§ Task objective: Restate each of the lines given below, word for word.

* begin *

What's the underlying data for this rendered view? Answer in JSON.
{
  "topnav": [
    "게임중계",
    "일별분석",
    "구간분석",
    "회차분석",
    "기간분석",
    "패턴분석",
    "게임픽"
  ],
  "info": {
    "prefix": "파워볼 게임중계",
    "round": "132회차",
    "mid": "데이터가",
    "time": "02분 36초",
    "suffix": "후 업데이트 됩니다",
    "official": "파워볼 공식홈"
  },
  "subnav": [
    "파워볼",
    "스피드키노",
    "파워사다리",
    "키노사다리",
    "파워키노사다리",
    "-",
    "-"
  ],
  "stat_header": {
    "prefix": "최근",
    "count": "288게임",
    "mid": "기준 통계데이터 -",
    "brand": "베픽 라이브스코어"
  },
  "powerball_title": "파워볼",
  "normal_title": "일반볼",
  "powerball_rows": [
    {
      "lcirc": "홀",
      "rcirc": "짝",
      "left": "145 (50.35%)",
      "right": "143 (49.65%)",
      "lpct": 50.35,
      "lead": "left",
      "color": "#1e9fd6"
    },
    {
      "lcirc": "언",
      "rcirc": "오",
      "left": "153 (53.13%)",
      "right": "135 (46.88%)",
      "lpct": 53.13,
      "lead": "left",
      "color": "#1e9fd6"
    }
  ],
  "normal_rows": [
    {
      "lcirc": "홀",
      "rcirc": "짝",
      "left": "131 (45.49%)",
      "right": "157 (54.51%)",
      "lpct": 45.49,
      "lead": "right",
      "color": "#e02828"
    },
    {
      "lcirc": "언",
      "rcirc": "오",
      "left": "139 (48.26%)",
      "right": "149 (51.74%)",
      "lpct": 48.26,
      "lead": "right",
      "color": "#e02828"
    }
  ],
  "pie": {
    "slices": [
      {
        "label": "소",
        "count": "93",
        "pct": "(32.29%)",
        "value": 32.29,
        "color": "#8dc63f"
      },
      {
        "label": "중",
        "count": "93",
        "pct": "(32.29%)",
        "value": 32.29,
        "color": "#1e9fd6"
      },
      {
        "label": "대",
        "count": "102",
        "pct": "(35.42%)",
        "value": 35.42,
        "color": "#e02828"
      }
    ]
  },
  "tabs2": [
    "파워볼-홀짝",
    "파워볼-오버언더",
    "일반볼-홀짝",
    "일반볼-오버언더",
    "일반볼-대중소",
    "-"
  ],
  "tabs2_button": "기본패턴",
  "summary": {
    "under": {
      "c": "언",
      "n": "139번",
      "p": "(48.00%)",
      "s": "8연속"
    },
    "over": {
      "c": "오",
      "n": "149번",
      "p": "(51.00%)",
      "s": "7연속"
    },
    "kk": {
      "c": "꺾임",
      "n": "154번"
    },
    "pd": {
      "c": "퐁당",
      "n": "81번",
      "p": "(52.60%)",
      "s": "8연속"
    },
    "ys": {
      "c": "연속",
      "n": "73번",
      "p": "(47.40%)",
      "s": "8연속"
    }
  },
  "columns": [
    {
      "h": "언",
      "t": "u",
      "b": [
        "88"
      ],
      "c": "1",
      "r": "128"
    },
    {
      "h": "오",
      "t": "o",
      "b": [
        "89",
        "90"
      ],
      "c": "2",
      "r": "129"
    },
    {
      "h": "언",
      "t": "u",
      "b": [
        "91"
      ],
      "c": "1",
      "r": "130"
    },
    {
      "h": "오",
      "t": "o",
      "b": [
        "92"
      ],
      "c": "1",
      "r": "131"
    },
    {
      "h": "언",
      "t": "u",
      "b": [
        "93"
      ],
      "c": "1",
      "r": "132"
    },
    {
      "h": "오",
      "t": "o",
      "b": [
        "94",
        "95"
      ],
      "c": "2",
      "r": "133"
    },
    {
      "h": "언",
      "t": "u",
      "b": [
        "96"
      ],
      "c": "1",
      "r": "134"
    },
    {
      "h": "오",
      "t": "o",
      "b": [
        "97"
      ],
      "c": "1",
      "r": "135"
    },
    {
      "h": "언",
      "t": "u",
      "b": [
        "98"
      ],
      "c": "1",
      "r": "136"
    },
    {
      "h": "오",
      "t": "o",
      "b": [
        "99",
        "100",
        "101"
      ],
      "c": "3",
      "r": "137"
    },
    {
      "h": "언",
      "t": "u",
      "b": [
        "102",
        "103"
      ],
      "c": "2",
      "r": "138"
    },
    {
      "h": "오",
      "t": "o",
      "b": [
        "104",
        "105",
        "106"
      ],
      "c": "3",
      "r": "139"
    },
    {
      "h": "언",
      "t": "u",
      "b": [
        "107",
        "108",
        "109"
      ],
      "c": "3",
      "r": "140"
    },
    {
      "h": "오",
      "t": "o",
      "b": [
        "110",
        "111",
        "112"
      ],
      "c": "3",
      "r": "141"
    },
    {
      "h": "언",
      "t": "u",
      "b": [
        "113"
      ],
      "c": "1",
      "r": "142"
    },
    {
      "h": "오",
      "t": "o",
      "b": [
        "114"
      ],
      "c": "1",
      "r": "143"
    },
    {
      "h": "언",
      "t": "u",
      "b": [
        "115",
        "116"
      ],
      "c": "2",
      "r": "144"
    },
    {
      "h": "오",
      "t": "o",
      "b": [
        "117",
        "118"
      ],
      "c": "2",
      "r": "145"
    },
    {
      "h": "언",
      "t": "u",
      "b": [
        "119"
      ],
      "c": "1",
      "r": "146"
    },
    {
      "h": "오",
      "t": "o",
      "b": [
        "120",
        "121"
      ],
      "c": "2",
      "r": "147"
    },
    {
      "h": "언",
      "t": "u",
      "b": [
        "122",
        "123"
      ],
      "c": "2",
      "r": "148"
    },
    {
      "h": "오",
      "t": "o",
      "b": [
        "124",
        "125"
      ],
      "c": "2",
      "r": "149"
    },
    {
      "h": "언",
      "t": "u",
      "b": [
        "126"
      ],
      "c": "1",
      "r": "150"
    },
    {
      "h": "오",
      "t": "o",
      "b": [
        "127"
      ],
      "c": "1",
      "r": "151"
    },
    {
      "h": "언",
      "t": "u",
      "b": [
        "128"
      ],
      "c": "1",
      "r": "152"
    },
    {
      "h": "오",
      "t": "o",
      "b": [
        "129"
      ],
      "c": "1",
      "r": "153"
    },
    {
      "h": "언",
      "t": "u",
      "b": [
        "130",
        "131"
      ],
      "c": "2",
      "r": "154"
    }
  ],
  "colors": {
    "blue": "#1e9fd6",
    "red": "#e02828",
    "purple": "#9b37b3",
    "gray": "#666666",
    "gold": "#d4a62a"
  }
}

* end *

§ Result:
What's the underlying data for this rendered view? Answer in JSON.
{
  "topnav": [
    "게임중계",
    "일별분석",
    "구간분석",
    "회차분석",
    "기간분석",
    "패턴분석",
    "게임픽"
  ],
  "info": {
    "prefix": "파워볼 게임중계",
    "round": "132회차",
    "mid": "데이터가",
    "time": "02분 36초",
    "suffix": "후 업데이트 됩니다",
    "official": "파워볼 공식홈"
  },
  "subnav": [
    "파워볼",
    "스피드키노",
    "파워사다리",
    "키노사다리",
    "파워키노사다리",
    "-",
    "-"
  ],
  "stat_header": {
    "prefix": "최근",
    "count": "288게임",
    "mid": "기준 통계데이터 -",
    "brand": "베픽 라이브스코어"
  },
  "powerball_title": "파워볼",
  "normal_title": "일반볼",
  "powerball_rows": [
    {
      "lcirc": "홀",
      "rcirc": "짝",
      "left": "145 (50.35%)",
      "right": "143 (49.65%)",
      "lpct": 50.35,
      "lead": "left",
      "color": "#1e9fd6"
    },
    {
      "lcirc": "언",
      "rcirc": "오",
      "left": "153 (53.13%)",
      "right": "135 (46.88%)",
      "lpct": 53.13,
      "lead": "left",
      "color": "#1e9fd6"
    }
  ],
  "normal_rows": [
    {
      "lcirc": "홀",
      "rcirc": "짝",
      "left": "131 (45.49%)",
      "right": "157 (54.51%)",
      "lpct": 45.49,
      "lead": "right",
      "color": "#e02828"
    },
    {
      "lcirc": "언",
      "rcirc": "오",
      "left": "139 (48.26%)",
      "right": "149 (51.74%)",
      "lpct": 48.26,
      "lead": "right",
      "color": "#e02828"
    }
  ],
  "pie": {
    "slices": [
      {
        "label": "소",
        "count": "93",
        "pct": "(32.29%)",
        "value": 32.29,
        "color": "#8dc63f"
      },
      {
        "label": "중",
        "count": "93",
        "pct": "(32.29%)",
        "value": 32.29,
        "color": "#1e9fd6"
      },
      {
        "label": "대",
        "count": "102",
        "pct": "(35.42%)",
        "value": 35.42,
        "color": "#e02828"
      }
    ]
  },
  "tabs2": [
    "파워볼-홀짝",
    "파워볼-오버언더",
    "일반볼-홀짝",
    "일반볼-오버언더",
    "일반볼-대중소",
    "-"
  ],
  "tabs2_button": "기본패턴",
  "summary": {
    "under": {
      "c": "언",
      "n": "139번",
      "p": "(48.00%)",
      "s": "8연속"
    },
    "over": {
      "c": "오",
      "n": "149번",
      "p": "(51.00%)",
      "s": "7연속"
    },
    "kk": {
      "c": "꺾임",
      "n": "154번"
    },
    "pd": {
      "c": "퐁당",
      "n": "81번",
      "p": "(52.60%)",
      "s": "8연속"
    },
    "ys": {
      "c": "연속",
      "n": "73번",
      "p": "(47.40%)",
      "s": "8연속"
    }
  },
  "columns": [
    {
      "h": "언",
      "t": "u",
      "b": [
        "88"
      ],
      "c": "1",
      "r": "128"
    },
    {
      "h": "오",
      "t": "o",
      "b": [
        "89",
        "90"
      ],
      "c": "2",
      "r": "129"
    },
    {
      "h": "언",
      "t": "u",
      "b": [
        "91"
      ],
      "c": "1",
      "r": "130"
    },
    {
      "h": "오",
      "t": "o",
      "b": [
        "92"
      ],
      "c": "1",
      "r": "131"
    },
    {
      "h": "언",
      "t": "u",
      "b": [
        "93"
      ],
      "c": "1",
      "r": "132"
    },
    {
      "h": "오",
      "t": "o",
      "b": [
        "94",
        "95"
      ],
      "c": "2",
      "r": "133"
    },
    {
      "h": "언",
      "t": "u",
      "b": [
        "96"
      ],
      "c": "1",
      "r": "134"
    },
    {
      "h": "오",
      "t": "o",
      "b": [
        "97"
      ],
      "c": "1",
      "r": "135"
    },
    {
      "h": "언",
      "t": "u",
      "b": [
        "98"
      ],
      "c": "1",
      "r": "136"
    },
    {
      "h": "오",
      "t": "o",
      "b": [
        "99",
        "100",
        "101"
      ],
      "c": "3",
      "r": "137"
    },
    {
      "h": "언",
      "t": "u",
      "b": [
        "102",
        "103"
      ],
      "c": "2",
      "r": "138"
    },
    {
      "h": "오",
      "t": "o",
      "b": [
        "104",
        "105",
        "106"
      ],
      "c": "3",
      "r": "139"
    },
    {
      "h": "언",
      "t": "u",
      "b": [
        "107",
        "108",
        "109"
      ],
      "c": "3",
      "r": "140"
    },
    {
      "h": "오",
      "t": "o",
      "b": [
        "110",
        "111",
        "112"
      ],
      "c": "3",
      "r": "141"
    },
    {
      "h": "언",
      "t": "u",
      "b": [
        "113"
      ],
      "c": "1",
      "r": "142"
    },
    {
      "h": "오",
      "t": "o",
      "b": [
        "114"
      ],
      "c": "1",
      "r": "143"
    },
    {
      "h": "언",
      "t": "u",
      "b": [
        "115",
        "116"
      ],
      "c": "2",
      "r": "144"
    },
    {
      "h": "오",
      "t": "o",
      "b": [
        "117",
        "118"
      ],
      "c": "2",
      "r": "145"
    },
    {
      "h": "언",
      "t": "u",
      "b": [
        "119"
      ],
      "c": "1",
      "r": "146"
    },
    {
      "h": "오",
      "t": "o",
      "b": [
        "120",
        "121"
      ],
      "c": "2",
      "r": "147"
    },
    {
      "h": "언",
      "t": "u",
      "b": [
        "122",
        "123"
      ],
      "c": "2",
      "r": "148"
    },
    {
      "h": "오",
      "t": "o",
      "b": [
        "124",
        "125"
      ],
      "c": "2",
      "r": "149"
    },
    {
      "h": "언",
      "t": "u",
      "b": [
        "126"
      ],
      "c": "1",
      "r": "150"
    },
    {
      "h": "오",
      "t": "o",
      "b": [
        "127"
      ],
      "c": "1",
      "r": "151"
    },
    {
      "h": "언",
      "t": "u",
      "b": [
        "128"
      ],
      "c": "1",
      "r": "152"
    },
    {
      "h": "오",
      "t": "o",
      "b": [
        "129"
      ],
      "c": "1",
      "r": "153"
    },
    {
      "h": "언",
      "t": "u",
      "b": [
        "130",
        "131"
      ],
      "c": "2",
      "r": "154"
    }
  ],
  "colors": {
    "blue": "#1e9fd6",
    "red": "#e02828",
    "purple": "#9b37b3",
    "gray": "#666666",
    "gold": "#d4a62a"
  }
}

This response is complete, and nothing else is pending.